--- begin Source material ---
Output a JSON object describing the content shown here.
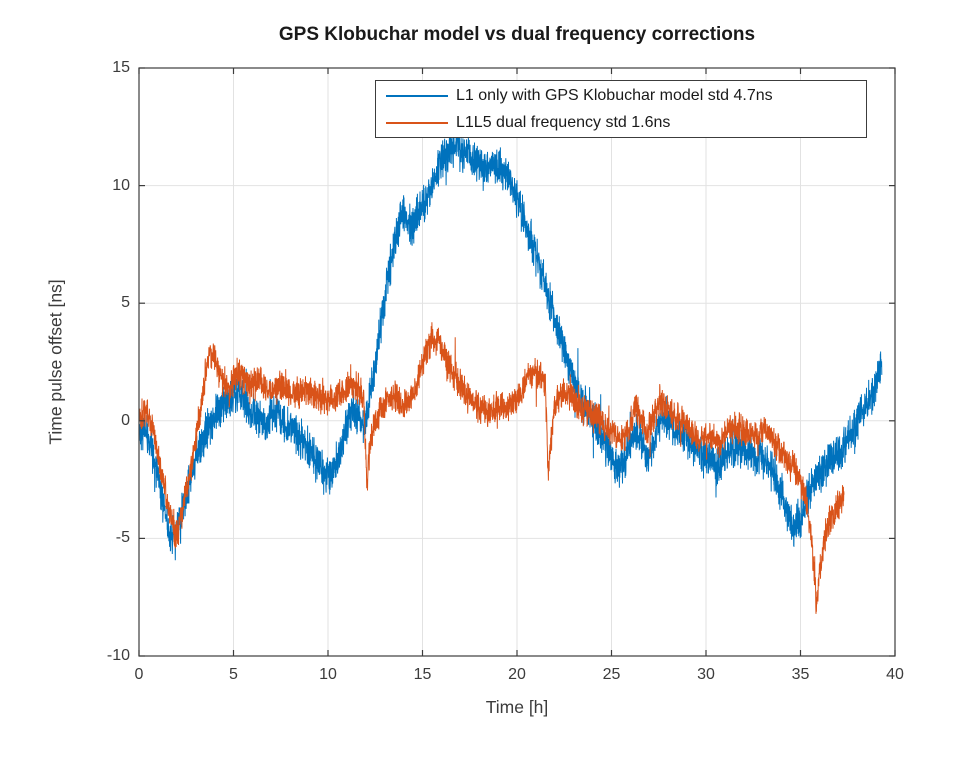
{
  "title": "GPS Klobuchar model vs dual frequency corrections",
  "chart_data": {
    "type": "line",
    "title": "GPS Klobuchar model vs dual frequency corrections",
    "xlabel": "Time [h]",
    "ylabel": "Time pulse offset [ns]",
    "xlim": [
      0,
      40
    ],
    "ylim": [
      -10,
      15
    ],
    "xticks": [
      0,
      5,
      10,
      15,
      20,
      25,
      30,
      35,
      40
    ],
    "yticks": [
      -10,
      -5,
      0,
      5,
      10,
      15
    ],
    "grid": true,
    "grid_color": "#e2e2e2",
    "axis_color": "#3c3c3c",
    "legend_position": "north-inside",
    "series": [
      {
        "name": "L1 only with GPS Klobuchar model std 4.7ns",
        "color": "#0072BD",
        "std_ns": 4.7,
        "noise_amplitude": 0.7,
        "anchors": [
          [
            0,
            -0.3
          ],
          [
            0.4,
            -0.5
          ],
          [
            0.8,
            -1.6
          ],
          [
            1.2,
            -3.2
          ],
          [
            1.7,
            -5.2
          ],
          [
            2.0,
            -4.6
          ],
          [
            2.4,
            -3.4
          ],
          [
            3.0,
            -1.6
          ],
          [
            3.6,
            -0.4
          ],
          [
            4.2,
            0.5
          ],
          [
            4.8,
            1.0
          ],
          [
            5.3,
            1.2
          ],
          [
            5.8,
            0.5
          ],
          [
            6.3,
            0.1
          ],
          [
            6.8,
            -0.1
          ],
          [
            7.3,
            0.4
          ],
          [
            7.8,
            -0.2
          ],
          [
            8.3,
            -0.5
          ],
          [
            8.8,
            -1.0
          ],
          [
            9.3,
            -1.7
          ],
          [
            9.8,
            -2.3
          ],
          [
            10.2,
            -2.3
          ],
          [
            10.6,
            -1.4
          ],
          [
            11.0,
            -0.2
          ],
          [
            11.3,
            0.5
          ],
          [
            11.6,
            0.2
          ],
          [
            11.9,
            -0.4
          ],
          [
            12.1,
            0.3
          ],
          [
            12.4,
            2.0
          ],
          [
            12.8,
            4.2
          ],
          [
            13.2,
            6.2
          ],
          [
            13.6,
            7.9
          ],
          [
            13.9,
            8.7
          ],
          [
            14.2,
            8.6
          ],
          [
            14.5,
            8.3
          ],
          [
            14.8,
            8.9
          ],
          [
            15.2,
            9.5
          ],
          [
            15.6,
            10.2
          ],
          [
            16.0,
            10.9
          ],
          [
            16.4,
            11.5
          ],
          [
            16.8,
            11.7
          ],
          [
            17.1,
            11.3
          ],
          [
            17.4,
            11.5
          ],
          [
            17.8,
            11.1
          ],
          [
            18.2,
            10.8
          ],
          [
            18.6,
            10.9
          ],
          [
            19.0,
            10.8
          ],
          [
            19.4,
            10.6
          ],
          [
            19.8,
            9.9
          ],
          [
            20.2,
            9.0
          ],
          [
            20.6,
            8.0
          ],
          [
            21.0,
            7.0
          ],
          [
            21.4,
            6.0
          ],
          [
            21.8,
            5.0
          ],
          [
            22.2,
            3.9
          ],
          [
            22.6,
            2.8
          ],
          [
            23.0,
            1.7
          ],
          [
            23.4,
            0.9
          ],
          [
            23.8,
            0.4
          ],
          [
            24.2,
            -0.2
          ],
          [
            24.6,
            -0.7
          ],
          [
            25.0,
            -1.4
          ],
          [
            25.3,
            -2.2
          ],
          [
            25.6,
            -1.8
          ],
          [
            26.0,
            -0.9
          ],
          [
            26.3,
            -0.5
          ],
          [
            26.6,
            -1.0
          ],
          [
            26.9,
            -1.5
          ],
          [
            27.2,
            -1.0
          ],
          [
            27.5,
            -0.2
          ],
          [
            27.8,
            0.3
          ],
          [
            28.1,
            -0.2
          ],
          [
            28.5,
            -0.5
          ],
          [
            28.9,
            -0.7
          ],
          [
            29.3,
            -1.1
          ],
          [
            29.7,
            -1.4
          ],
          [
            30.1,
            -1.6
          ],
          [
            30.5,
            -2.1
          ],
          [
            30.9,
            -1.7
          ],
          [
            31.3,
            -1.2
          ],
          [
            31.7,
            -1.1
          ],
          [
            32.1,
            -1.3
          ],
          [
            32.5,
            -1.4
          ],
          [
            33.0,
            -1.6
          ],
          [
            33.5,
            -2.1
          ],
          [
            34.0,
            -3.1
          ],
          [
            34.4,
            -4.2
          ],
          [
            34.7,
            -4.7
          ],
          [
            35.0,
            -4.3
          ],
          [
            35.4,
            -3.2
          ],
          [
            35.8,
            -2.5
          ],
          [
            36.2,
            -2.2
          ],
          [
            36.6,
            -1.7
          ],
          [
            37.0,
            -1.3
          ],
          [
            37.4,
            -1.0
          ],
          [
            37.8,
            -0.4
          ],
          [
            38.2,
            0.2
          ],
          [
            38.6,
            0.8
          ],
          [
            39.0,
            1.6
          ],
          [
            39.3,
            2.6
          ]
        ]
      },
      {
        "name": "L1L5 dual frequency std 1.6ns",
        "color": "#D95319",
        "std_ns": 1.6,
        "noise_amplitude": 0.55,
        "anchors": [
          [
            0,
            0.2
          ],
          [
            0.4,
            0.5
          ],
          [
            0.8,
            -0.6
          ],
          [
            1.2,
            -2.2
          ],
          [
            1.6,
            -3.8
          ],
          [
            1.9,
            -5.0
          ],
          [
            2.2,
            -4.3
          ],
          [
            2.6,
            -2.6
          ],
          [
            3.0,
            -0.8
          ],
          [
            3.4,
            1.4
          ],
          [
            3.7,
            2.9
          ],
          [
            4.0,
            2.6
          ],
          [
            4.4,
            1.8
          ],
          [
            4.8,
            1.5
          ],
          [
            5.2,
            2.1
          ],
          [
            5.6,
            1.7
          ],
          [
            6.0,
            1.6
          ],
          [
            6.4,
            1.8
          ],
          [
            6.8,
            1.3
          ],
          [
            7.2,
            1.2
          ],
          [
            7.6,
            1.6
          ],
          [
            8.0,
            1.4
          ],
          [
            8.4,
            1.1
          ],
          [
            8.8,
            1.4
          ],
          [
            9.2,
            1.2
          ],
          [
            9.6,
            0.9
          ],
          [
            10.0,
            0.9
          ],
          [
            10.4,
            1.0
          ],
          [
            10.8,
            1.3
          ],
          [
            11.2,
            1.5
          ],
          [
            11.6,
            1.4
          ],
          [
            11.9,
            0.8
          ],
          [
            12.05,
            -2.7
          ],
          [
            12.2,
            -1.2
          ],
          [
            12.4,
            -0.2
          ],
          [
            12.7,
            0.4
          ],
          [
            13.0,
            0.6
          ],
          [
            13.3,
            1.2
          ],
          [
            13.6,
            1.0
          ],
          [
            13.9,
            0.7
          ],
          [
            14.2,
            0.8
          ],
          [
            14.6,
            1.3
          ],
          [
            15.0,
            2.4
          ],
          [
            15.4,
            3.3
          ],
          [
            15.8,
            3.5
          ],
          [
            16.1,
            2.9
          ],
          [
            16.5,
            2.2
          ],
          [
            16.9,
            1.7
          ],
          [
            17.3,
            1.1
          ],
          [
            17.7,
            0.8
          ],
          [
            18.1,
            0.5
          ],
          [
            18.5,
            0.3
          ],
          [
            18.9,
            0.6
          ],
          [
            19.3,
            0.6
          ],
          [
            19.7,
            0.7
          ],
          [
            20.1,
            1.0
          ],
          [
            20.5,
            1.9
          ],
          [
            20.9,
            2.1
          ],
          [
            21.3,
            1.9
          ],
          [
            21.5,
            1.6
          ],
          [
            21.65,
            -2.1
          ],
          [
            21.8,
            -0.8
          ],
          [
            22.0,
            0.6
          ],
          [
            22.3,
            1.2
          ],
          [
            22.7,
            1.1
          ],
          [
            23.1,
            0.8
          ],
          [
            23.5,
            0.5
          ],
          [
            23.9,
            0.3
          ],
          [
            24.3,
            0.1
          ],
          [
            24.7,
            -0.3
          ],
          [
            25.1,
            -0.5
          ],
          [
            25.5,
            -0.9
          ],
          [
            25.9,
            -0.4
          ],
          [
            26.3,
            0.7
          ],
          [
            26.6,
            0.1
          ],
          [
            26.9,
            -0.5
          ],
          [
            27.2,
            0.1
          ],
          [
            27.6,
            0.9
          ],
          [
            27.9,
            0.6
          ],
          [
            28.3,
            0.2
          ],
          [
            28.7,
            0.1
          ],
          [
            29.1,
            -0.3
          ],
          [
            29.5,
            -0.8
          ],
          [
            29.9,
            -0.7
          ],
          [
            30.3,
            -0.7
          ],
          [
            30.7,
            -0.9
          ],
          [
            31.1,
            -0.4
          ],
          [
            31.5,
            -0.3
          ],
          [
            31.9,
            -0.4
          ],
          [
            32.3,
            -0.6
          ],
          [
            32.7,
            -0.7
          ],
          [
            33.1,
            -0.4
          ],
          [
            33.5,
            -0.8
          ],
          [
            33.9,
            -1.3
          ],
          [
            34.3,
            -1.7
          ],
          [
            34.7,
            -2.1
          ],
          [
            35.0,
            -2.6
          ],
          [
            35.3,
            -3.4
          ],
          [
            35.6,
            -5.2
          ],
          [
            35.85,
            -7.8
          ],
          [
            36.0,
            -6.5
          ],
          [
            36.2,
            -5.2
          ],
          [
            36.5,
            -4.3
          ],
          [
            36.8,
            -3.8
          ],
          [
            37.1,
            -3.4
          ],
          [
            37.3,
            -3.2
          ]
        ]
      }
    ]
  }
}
--- end Source material ---
» Job:
Go through the entries and return each line where the word "frequency" appears.

» Response to the task:
  "title": "GPS Klobuchar model vs dual frequency corrections",
    "title": "GPS Klobuchar model vs dual frequency corrections",
        "name": "L1L5 dual frequency std 1.6ns",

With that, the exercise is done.